___ RECORDS SUPPLIED

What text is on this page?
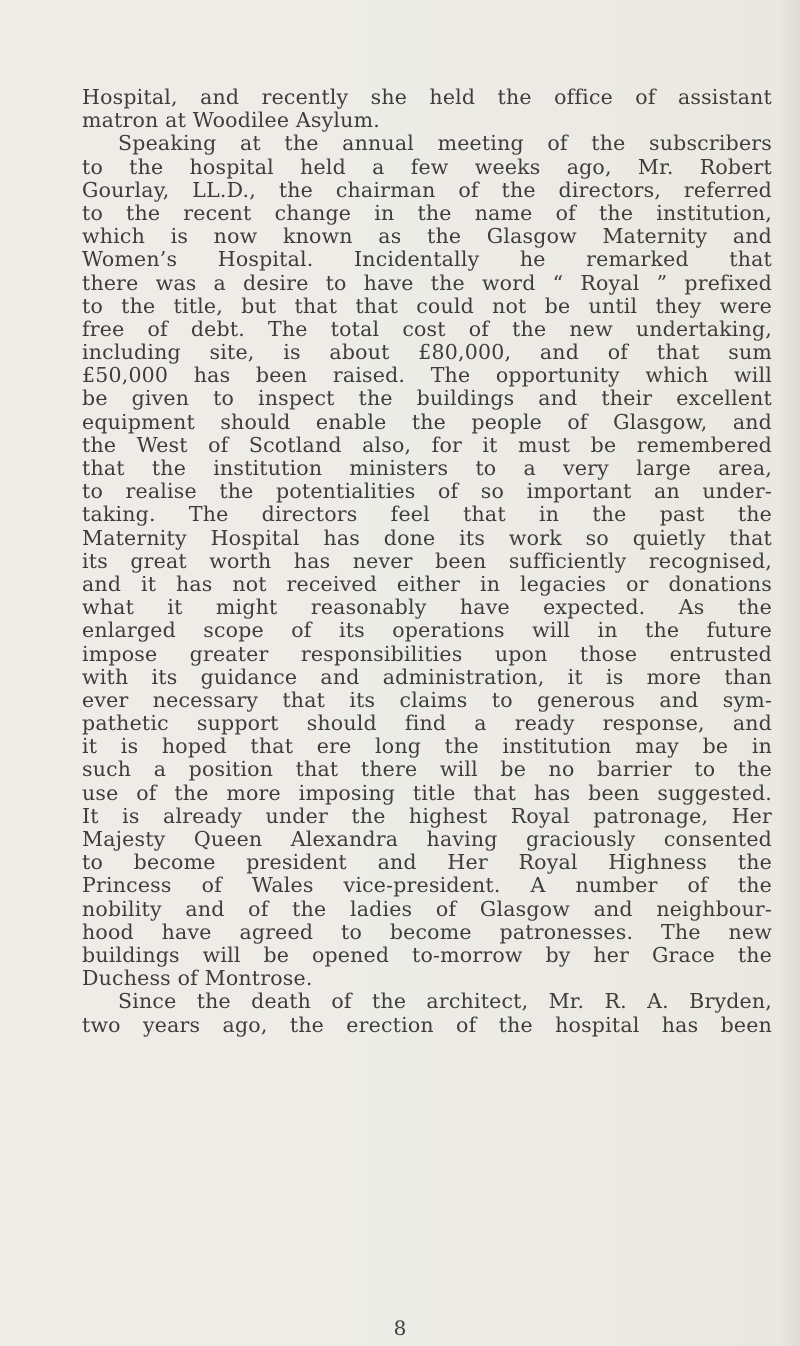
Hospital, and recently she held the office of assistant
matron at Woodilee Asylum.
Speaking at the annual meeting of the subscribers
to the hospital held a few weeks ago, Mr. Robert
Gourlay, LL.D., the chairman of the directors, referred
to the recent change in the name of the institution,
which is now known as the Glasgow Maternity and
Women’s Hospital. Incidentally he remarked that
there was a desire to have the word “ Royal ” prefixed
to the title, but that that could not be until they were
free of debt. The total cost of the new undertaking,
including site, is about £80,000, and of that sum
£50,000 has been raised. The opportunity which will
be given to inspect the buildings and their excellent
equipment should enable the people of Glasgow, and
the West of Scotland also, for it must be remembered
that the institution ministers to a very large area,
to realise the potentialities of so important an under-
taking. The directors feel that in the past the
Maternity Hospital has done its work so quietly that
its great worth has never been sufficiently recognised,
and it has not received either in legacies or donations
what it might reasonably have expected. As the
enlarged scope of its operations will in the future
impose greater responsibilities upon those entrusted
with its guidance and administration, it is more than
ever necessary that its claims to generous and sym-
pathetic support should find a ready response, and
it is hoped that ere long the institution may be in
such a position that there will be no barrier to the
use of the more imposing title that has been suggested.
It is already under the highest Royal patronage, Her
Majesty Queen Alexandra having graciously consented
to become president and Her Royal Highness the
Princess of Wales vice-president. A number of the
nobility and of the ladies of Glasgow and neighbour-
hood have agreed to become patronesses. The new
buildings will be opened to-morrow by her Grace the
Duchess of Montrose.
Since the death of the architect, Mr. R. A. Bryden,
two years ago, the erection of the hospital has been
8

______
___ RECORDS SUPPLIED

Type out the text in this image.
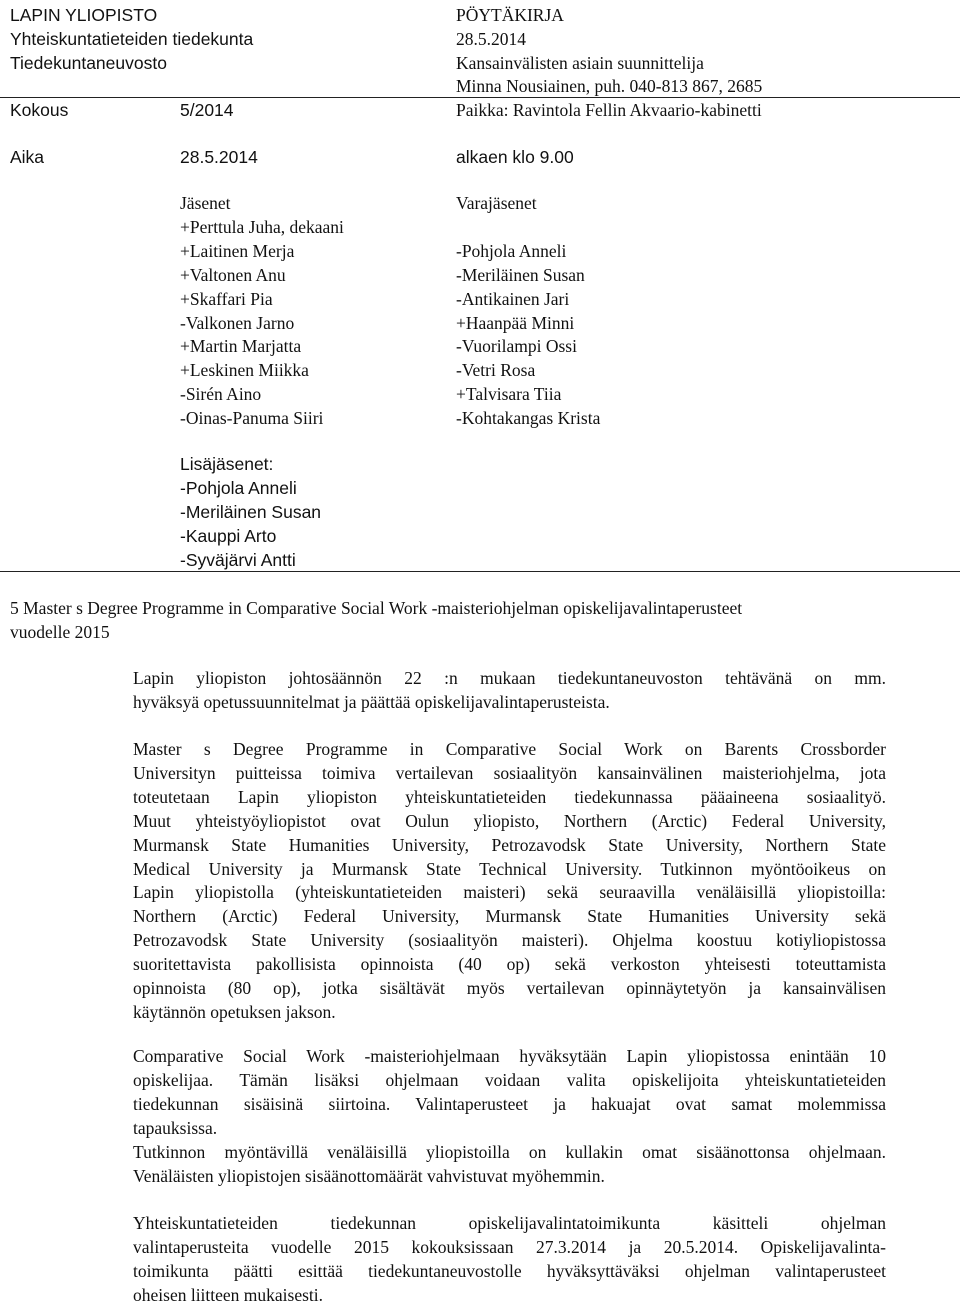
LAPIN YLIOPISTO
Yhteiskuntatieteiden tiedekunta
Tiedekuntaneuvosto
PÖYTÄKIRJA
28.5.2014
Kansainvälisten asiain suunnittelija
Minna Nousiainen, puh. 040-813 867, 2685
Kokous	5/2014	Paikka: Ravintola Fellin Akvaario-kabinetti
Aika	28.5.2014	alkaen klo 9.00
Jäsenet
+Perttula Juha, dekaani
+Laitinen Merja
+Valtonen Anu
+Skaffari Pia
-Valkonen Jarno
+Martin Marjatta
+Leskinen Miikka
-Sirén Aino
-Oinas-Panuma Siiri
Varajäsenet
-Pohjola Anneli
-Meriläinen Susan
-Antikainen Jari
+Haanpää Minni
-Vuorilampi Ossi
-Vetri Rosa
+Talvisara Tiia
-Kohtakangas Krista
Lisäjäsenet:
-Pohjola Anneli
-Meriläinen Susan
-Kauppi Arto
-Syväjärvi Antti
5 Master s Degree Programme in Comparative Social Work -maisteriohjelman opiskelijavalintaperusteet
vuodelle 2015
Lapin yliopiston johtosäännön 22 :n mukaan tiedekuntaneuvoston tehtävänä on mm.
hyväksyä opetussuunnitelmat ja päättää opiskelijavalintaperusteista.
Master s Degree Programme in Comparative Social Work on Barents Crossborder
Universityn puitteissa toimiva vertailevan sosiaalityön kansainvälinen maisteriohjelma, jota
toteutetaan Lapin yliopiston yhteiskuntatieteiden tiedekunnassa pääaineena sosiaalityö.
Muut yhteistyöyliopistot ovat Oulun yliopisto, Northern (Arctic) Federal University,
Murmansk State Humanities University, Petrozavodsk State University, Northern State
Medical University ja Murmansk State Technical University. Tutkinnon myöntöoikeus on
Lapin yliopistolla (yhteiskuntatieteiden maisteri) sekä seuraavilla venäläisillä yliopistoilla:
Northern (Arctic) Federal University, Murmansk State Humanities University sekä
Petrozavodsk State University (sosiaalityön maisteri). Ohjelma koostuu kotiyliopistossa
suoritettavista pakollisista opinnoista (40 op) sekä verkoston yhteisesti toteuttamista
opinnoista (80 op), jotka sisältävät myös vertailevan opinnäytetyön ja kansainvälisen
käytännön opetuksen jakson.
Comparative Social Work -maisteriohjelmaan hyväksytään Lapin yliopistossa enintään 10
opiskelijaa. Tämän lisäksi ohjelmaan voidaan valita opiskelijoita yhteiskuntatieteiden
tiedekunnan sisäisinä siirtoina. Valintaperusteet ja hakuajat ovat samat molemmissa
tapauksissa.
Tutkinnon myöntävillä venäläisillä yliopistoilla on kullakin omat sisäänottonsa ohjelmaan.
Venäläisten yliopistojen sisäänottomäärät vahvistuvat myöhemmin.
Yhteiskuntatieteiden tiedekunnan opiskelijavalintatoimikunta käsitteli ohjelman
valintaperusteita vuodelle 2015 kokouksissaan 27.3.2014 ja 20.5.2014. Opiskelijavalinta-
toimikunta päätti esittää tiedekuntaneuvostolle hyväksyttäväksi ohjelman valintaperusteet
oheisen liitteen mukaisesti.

______

WHAT IS ASKED: From the entries above, copy every line containing the word "Northern".

THE ANSWER:
Muut yhteistyöyliopistot ovat Oulun yliopisto, Northern (Arctic) Federal University,
Murmansk State Humanities University, Petrozavodsk State University, Northern State
Northern (Arctic) Federal University, Murmansk State Humanities University sekä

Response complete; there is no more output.